Required work: Repeat every record below exactly, leaving out the pictures.

▬▬▬▬▬▬▬▬▬▬

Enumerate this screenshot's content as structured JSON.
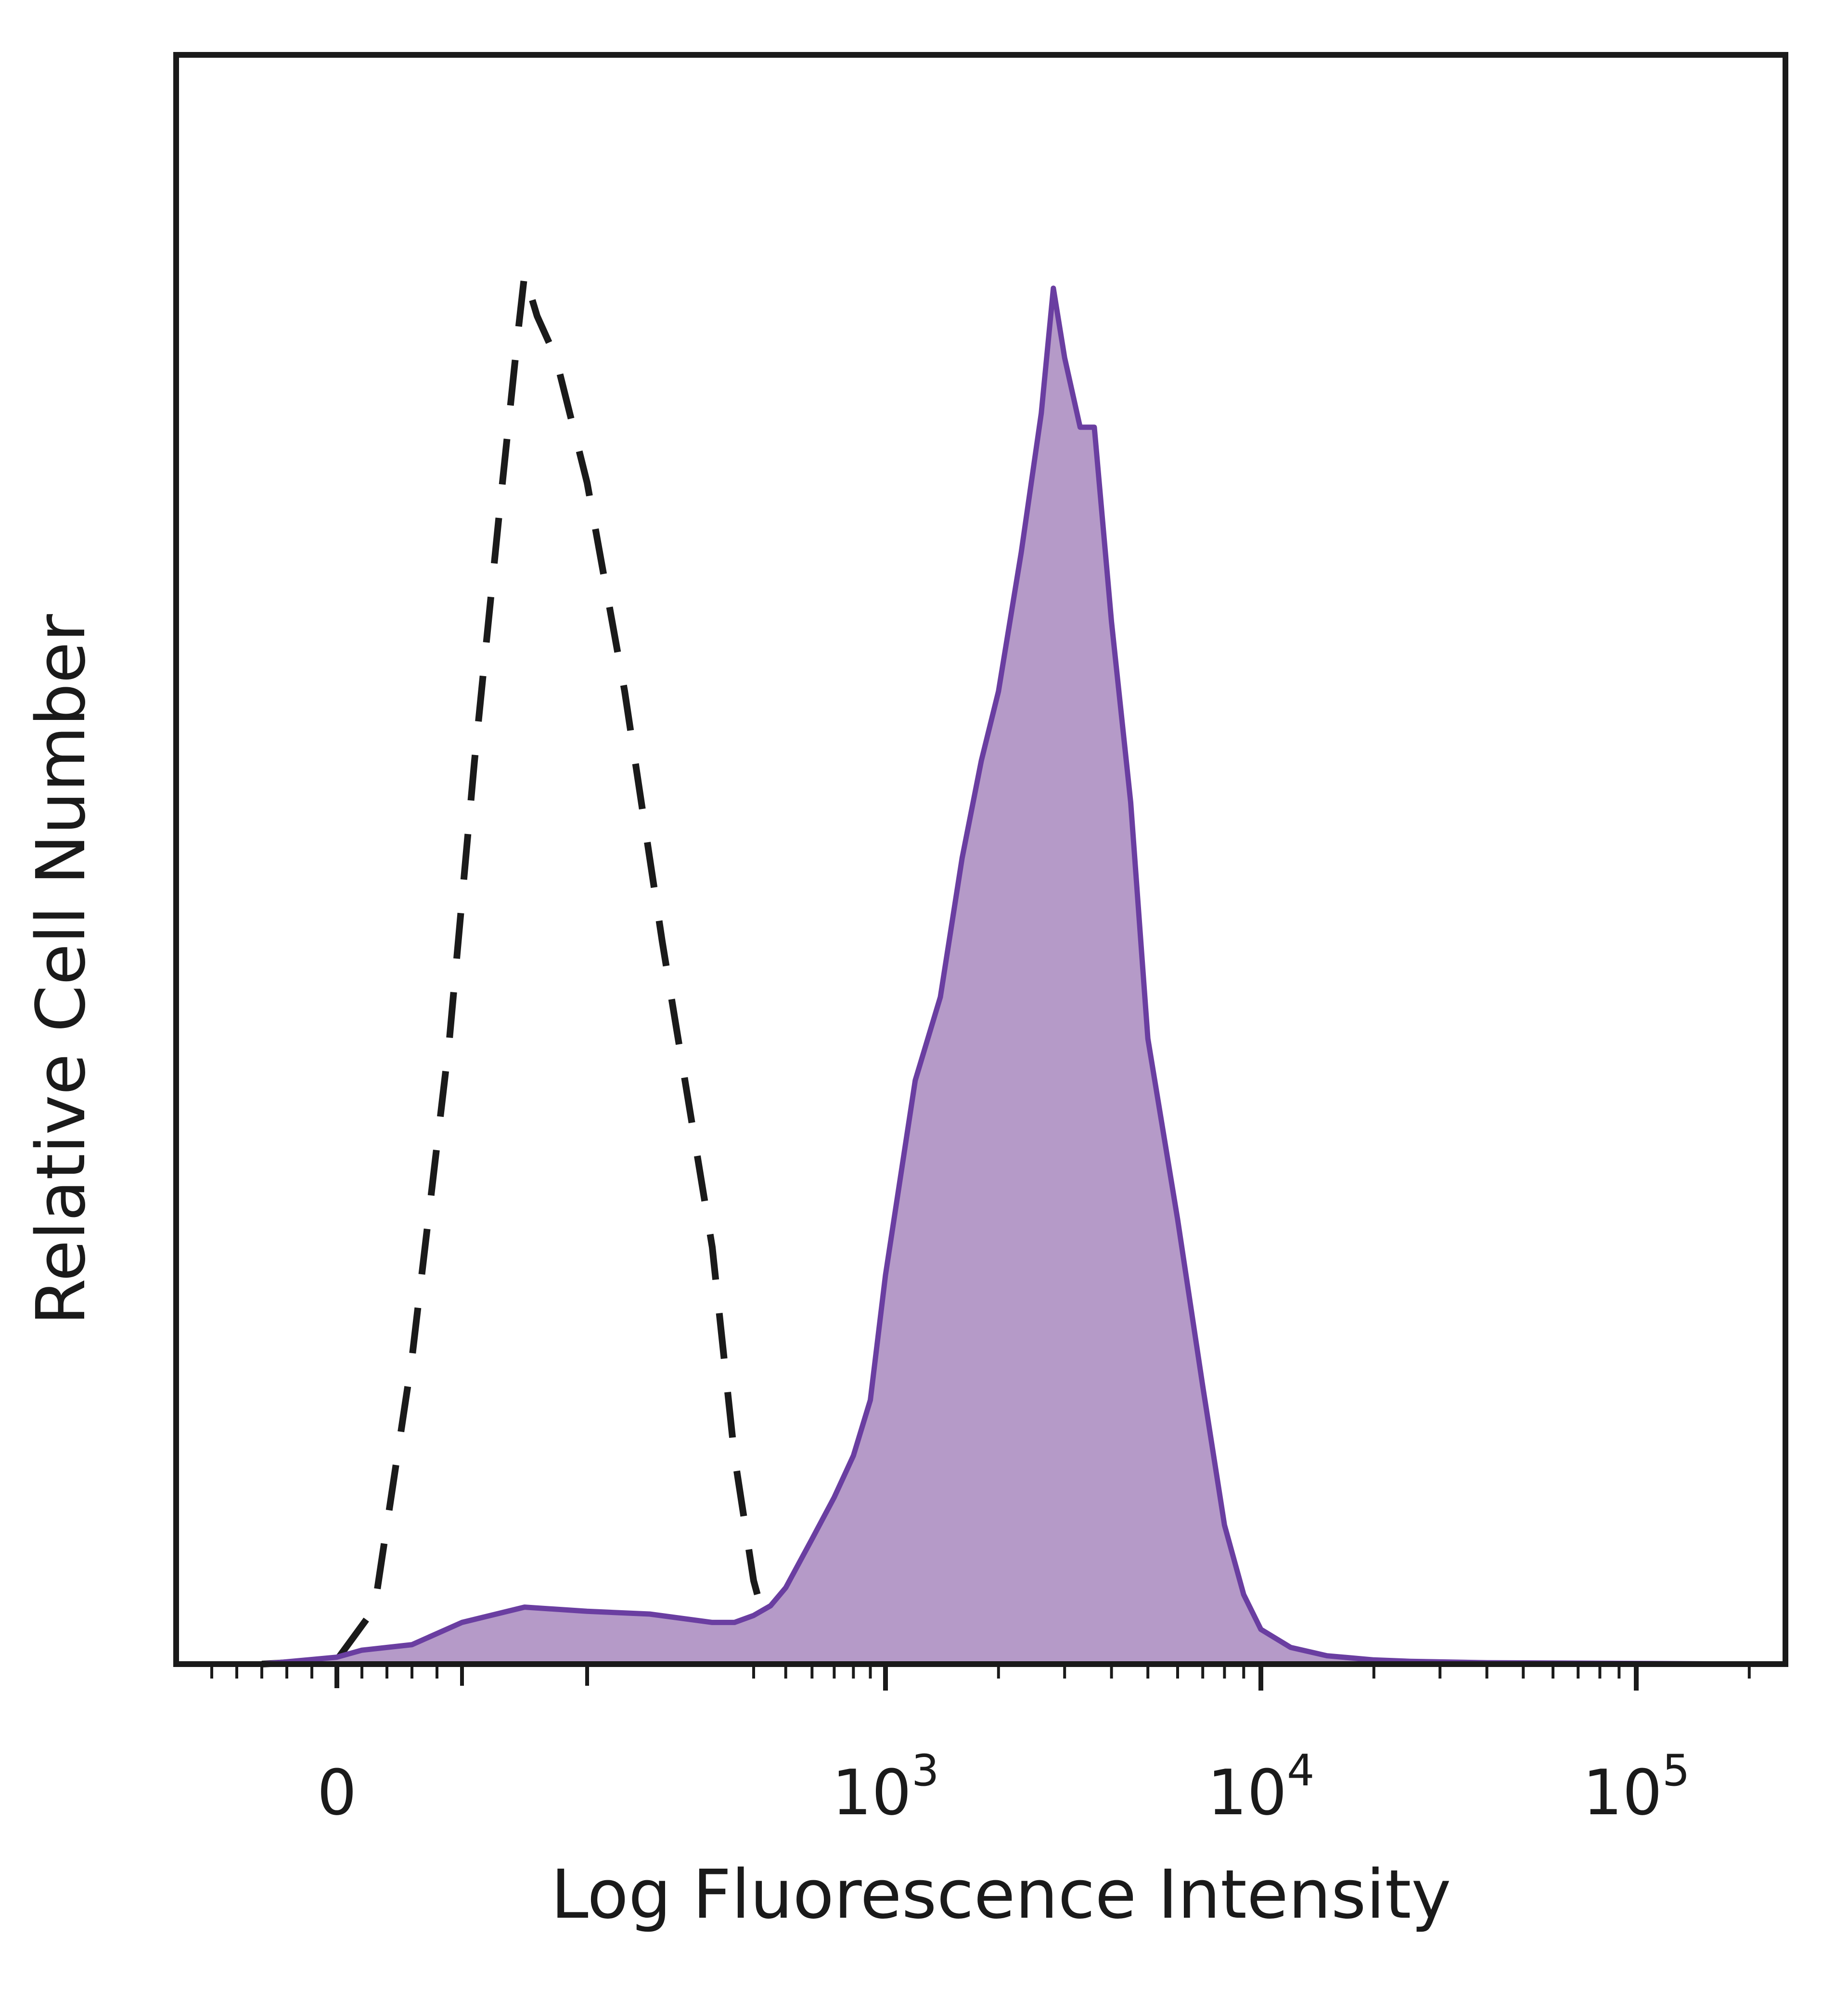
{
  "chart_data": {
    "type": "area",
    "title": "",
    "xlabel": "Log Fluorescence Intensity",
    "ylabel": "Relative Cell Number",
    "x_scale": "biexponential",
    "ylim": [
      0,
      100
    ],
    "grid": false,
    "legend": "none",
    "x_tick_labels": [
      {
        "value": 0,
        "base": "0",
        "exp": ""
      },
      {
        "value": 1000,
        "base": "10",
        "exp": "3"
      },
      {
        "value": 10000,
        "base": "10",
        "exp": "4"
      },
      {
        "value": 100000,
        "base": "10",
        "exp": "5"
      }
    ],
    "series": [
      {
        "style": "dashed",
        "color": "#1a1a1a",
        "x": [
          -60,
          0,
          30,
          60,
          90,
          110,
          130,
          145,
          150,
          160,
          175,
          200,
          230,
          260,
          300,
          350,
          400,
          450,
          500,
          550
        ],
        "y": [
          0,
          0.3,
          4,
          22,
          45,
          65,
          83,
          96,
          100,
          97,
          94,
          85,
          70,
          52,
          30,
          15,
          6,
          1.5,
          0.3,
          0
        ]
      },
      {
        "style": "filled",
        "color": "#6a3ea1",
        "fill": "#b59ac8",
        "x": [
          -60,
          0,
          20,
          60,
          100,
          150,
          200,
          250,
          300,
          350,
          400,
          450,
          500,
          600,
          700,
          800,
          900,
          1000,
          1200,
          1400,
          1600,
          1800,
          2000,
          2300,
          2600,
          2800,
          3000,
          3300,
          3600,
          4000,
          4500,
          5000,
          6000,
          7000,
          8000,
          9000,
          10000,
          12000,
          15000,
          20000,
          25000,
          40000,
          100000,
          200000
        ],
        "y": [
          0,
          0.5,
          1,
          1.4,
          3,
          4.1,
          3.8,
          3.6,
          3,
          3,
          3.5,
          4.2,
          5.5,
          9,
          12,
          15,
          19,
          28,
          42,
          48,
          58,
          65,
          70,
          80,
          90,
          99,
          94,
          89,
          89,
          75,
          62,
          45,
          32,
          20,
          10,
          5,
          2.5,
          1.2,
          0.6,
          0.3,
          0.2,
          0.1,
          0.05,
          0
        ]
      }
    ]
  }
}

▬▬▬▬▬▬▬▬▬▬

Task answer:
Enumerate this screenshot's content as structured JSON.
{
  "chart_data": {
    "type": "area",
    "title": "",
    "xlabel": "Log Fluorescence Intensity",
    "ylabel": "Relative Cell Number",
    "x_scale": "biexponential",
    "ylim": [
      0,
      100
    ],
    "grid": false,
    "legend": "none",
    "x_tick_labels": [
      {
        "value": 0,
        "base": "0",
        "exp": ""
      },
      {
        "value": 1000,
        "base": "10",
        "exp": "3"
      },
      {
        "value": 10000,
        "base": "10",
        "exp": "4"
      },
      {
        "value": 100000,
        "base": "10",
        "exp": "5"
      }
    ],
    "series": [
      {
        "style": "dashed",
        "color": "#1a1a1a",
        "x": [
          -60,
          0,
          30,
          60,
          90,
          110,
          130,
          145,
          150,
          160,
          175,
          200,
          230,
          260,
          300,
          350,
          400,
          450,
          500,
          550
        ],
        "y": [
          0,
          0.3,
          4,
          22,
          45,
          65,
          83,
          96,
          100,
          97,
          94,
          85,
          70,
          52,
          30,
          15,
          6,
          1.5,
          0.3,
          0
        ]
      },
      {
        "style": "filled",
        "color": "#6a3ea1",
        "fill": "#b59ac8",
        "x": [
          -60,
          0,
          20,
          60,
          100,
          150,
          200,
          250,
          300,
          350,
          400,
          450,
          500,
          600,
          700,
          800,
          900,
          1000,
          1200,
          1400,
          1600,
          1800,
          2000,
          2300,
          2600,
          2800,
          3000,
          3300,
          3600,
          4000,
          4500,
          5000,
          6000,
          7000,
          8000,
          9000,
          10000,
          12000,
          15000,
          20000,
          25000,
          40000,
          100000,
          200000
        ],
        "y": [
          0,
          0.5,
          1,
          1.4,
          3,
          4.1,
          3.8,
          3.6,
          3,
          3,
          3.5,
          4.2,
          5.5,
          9,
          12,
          15,
          19,
          28,
          42,
          48,
          58,
          65,
          70,
          80,
          90,
          99,
          94,
          89,
          89,
          75,
          62,
          45,
          32,
          20,
          10,
          5,
          2.5,
          1.2,
          0.6,
          0.3,
          0.2,
          0.1,
          0.05,
          0
        ]
      }
    ]
  }
}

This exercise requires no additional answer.